PROBLEMS:
- a) Answer these questions using the passage on the hero's journey:
(i) What three stages does Campbell divide the hero's journey into?
(ii) What was Oaive chosen before her birth to be?
(iii) What does Oaive continually paint on shell talismans?
- b) Reproduce word for word the part of the hero's journey passage starting with "Campbell (1993) divides" and going on through "independence and individuality.".
- c) Summarize the passage on the hero's journey in two sentences.

SOURCE PASSAGE:
┏━━
Campbell (1993) divides the hero’s journey into three overarching stages: ‘separation or departure; initiation; and return’ (p. 30). Each of these is then subdivided into various tasks or challenges that test the hero: during the Departure, the hero navigates the Call to Adventure, Refusal of the Call, Supernatural Aid, Crossing the First Threshold and the Belly of the Whale (51–90). As a stage, the Departure explores the hero’s struggle to achieve individuation as he or she leaves home and learns self-reliance. The Departure is, therefore, predominantly marked by the hero’s acquisition and integration of masculine agency into his or her psyche, given that masculinity encourages independence and individuality.

The first of the challenges in the Departure is the Call to Adventure. Campbell tells us that the figure who is called to adventure may be royal or of humble birth but always begins the journey as the archetypal Fool: an innocent with much to learn. Often the potential hero is marked by fate as ‘different’. From the beginning of the tale, Oaive fits this pattern. When we first meet her, she is young (a teenager) and of humble parentage but we are also told that ‘She had been chosen before her birth’ (p. 8) to be the priestess of a shrine in her fishing village. This destiny sets her apart from everyone around her: her mother recoils from her, she has no friends and she must abstain from romantic involvement. Her calling to be the priestess marks her as ‘different’. It also prepares her for a life of service, much like the life defined by the heroic ethic; in language that recognises duty as paramount, we are told that she knows ‘She did not belong to the flock. She was the shepherd’ (p. 9).

Prior to the Call to Adventure, the potential hero’s life is often limited to domestic activities that keep him or her close to home. The ‘closed-circuit’, passive quality of this period marks it as a feminine time in contrast to the period of masculine action to come. Lee foregrounds the dominance of the feminine during this stage of Oaive’s life with various activities and symbols traditionally associated with femininity and the archetypal feminine. As the priestess of an ocean shrine, Oaive’s activities follow the cyclical ebb and flow of ocean tides so that she lives in feminine time, rather than linear, masculine time (Davies 1990:19). She continually paints spirals, evocative of goddess symbolism, on shell talismans. She weaves cloth, recalling female mythical figures such as the Fates, Grandmother Spider and Arachne. She is a healer who nurtures her community, and she belongs to a sisterhood of priestesses stretching back through time.
┗━━
[Bounding box annotations]
┏━━
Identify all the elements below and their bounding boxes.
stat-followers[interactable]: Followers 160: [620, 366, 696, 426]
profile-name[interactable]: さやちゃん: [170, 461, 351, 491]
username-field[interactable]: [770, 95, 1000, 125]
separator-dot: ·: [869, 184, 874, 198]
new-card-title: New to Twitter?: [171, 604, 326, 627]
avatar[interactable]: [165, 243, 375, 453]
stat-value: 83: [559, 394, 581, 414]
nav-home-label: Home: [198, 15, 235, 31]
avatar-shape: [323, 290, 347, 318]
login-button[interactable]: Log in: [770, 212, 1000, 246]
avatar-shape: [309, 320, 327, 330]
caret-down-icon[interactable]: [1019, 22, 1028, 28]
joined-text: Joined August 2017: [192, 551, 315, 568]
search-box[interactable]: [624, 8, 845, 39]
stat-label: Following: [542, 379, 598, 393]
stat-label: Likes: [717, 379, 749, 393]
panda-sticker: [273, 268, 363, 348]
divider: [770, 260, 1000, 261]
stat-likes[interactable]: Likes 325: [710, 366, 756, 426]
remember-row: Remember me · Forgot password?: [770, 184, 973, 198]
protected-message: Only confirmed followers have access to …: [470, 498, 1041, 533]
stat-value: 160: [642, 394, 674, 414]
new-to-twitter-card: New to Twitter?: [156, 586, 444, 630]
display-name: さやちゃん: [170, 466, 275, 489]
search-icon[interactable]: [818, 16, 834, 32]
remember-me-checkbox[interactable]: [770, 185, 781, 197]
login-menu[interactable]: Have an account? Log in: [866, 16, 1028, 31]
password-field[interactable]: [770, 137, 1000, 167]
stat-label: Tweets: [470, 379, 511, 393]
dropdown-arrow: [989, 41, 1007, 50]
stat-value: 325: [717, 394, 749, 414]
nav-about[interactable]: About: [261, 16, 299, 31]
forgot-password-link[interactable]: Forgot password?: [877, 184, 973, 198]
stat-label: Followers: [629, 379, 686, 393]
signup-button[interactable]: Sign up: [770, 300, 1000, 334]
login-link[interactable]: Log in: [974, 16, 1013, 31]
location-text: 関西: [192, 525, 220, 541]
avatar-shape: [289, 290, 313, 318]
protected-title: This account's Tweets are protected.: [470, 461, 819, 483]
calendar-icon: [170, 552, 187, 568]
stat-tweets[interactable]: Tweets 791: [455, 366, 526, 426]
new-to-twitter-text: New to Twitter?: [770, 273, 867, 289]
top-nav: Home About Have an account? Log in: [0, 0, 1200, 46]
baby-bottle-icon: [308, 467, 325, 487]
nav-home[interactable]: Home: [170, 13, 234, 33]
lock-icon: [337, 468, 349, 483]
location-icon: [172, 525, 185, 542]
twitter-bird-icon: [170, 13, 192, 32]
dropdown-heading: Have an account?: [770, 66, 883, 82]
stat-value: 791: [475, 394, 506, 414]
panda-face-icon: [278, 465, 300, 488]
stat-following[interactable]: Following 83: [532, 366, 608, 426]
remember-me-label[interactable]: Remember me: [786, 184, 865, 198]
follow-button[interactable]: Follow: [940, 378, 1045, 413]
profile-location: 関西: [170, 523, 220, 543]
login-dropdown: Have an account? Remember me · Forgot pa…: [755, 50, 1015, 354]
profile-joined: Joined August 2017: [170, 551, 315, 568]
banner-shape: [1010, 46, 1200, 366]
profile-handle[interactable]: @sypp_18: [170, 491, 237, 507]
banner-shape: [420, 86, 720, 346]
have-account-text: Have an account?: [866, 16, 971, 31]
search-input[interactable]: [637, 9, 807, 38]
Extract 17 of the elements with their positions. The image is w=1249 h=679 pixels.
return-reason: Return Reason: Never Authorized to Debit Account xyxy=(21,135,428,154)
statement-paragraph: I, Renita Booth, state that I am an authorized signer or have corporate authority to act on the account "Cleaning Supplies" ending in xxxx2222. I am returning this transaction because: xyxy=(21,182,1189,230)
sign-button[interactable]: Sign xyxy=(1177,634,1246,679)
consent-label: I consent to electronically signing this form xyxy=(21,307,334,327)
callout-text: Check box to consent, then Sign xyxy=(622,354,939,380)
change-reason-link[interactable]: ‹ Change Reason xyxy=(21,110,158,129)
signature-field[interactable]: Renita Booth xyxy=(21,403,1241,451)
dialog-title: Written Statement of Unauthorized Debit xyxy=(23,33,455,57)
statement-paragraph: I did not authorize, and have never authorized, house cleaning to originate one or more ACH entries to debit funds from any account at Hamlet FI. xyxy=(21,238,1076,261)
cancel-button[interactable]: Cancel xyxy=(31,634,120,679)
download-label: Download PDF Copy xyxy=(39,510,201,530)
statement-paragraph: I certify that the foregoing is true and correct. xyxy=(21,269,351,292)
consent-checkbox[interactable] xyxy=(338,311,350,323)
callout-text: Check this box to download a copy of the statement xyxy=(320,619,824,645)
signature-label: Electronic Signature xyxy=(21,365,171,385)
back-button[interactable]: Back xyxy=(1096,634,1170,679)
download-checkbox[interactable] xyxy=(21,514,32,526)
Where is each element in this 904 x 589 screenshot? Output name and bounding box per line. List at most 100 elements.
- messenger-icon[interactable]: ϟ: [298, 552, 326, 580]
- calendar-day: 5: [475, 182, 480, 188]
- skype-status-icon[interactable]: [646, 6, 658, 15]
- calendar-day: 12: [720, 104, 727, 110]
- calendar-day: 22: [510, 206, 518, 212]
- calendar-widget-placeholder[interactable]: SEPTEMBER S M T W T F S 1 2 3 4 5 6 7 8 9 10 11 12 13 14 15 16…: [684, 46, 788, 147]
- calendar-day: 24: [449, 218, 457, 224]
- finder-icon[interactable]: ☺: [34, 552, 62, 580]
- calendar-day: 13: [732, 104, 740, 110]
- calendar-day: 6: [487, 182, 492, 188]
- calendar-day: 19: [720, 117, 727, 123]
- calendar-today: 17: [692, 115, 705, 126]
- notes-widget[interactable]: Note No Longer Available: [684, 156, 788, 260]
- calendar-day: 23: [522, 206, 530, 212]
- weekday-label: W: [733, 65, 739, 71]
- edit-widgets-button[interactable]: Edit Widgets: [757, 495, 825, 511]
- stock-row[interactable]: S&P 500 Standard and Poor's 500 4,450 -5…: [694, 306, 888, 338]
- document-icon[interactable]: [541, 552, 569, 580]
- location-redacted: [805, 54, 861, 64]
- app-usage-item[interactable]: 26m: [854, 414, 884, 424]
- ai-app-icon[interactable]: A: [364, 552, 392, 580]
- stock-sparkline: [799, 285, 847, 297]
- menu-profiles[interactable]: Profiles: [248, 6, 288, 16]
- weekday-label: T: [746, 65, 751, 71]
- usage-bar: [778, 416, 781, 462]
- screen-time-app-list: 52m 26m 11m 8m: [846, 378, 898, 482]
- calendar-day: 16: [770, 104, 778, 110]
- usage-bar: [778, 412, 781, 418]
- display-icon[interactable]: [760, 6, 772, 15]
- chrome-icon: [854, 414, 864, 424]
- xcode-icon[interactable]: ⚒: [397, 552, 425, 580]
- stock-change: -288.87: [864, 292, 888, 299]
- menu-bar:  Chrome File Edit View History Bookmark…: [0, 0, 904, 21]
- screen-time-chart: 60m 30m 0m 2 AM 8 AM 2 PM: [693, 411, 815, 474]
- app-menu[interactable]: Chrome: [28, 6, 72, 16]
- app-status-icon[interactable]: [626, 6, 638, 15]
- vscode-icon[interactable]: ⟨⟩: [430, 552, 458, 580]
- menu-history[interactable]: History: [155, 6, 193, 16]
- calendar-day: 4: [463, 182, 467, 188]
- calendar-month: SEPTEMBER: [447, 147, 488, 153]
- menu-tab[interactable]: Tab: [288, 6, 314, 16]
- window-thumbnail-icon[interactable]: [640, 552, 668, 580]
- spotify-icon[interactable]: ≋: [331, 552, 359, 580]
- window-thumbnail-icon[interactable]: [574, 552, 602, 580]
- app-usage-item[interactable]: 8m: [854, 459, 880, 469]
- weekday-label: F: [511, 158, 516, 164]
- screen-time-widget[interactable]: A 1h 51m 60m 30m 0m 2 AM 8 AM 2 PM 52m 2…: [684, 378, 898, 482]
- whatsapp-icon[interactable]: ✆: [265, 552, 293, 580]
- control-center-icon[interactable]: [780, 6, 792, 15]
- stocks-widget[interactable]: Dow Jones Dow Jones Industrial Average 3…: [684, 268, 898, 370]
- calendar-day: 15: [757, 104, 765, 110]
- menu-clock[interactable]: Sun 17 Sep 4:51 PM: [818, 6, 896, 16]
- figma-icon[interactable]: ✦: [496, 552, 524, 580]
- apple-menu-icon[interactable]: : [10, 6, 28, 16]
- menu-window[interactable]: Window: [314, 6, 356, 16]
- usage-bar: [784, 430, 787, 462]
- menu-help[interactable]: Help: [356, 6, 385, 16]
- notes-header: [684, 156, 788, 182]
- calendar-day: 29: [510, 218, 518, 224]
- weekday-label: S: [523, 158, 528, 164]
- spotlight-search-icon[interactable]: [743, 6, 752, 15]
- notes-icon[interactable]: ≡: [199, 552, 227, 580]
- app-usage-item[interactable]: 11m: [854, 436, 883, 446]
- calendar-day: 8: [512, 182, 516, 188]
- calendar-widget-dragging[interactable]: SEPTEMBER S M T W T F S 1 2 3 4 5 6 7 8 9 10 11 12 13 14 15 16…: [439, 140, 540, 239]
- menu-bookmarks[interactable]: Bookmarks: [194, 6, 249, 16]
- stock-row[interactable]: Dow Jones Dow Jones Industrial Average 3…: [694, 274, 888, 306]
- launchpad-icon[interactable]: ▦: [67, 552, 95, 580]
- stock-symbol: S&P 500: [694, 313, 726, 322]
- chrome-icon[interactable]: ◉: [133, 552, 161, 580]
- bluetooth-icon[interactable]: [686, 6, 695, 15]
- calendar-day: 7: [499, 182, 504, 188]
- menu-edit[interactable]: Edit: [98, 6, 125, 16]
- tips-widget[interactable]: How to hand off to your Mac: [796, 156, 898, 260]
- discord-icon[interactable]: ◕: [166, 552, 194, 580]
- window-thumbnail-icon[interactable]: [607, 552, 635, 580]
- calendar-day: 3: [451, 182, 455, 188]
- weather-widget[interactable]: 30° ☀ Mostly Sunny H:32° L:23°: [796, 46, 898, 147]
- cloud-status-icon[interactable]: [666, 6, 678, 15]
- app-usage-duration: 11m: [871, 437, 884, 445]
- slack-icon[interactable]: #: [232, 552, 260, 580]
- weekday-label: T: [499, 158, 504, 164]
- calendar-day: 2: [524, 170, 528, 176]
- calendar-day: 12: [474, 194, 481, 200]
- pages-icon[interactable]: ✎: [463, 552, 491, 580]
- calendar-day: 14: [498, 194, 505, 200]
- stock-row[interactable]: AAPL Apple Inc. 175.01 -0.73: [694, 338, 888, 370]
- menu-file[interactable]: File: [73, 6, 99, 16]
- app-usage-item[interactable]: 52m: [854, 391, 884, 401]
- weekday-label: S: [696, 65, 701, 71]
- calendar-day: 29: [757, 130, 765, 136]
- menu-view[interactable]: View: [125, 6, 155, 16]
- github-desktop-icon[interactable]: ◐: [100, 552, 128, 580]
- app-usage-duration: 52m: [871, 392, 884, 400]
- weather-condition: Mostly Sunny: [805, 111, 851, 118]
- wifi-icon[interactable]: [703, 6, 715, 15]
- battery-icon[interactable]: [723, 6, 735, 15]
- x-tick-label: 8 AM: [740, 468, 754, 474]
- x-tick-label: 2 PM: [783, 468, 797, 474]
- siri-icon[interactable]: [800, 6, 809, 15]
┗━━
EXPECTED RESPONSES:
- a)
(i) Separation or departure; initiation; and return.
(ii) The priestess of a shrine in her fishing village.
(iii) Spirals.

- b)
Campbell (1993) divides the hero’s journey into three overarching stages: ‘separation or departure; initiation; and return’ (p. 30). Each of these is then subdivided into various tasks or challenges that test the hero: during the Departure, the hero navigates the Call to Adventure, Refusal of the Call, Supernatural Aid, Crossing the First Threshold and the Belly of the Whale (51–90). As a stage, the Departure explores the hero’s struggle to achieve individuation as he or she leaves home and learns self-reliance. The Departure is, therefore, predominantly marked by the hero’s acquisition and integration of masculine agency into his or her psyche, given that masculinity encourages independence and individuality.

- c) Campbell divides the hero's journey into departure, initiation and return, and the Departure, which begins with the Call to Adventure, is marked by the hero's acquisition of masculine agency as he or she leaves home. Oaive fits this pattern: she is young, of humble parentage and chosen before birth to be a shrine priestess, and before her call her life is dominated by feminine activities and symbols such as tidal time, spiral painting, weaving and healing.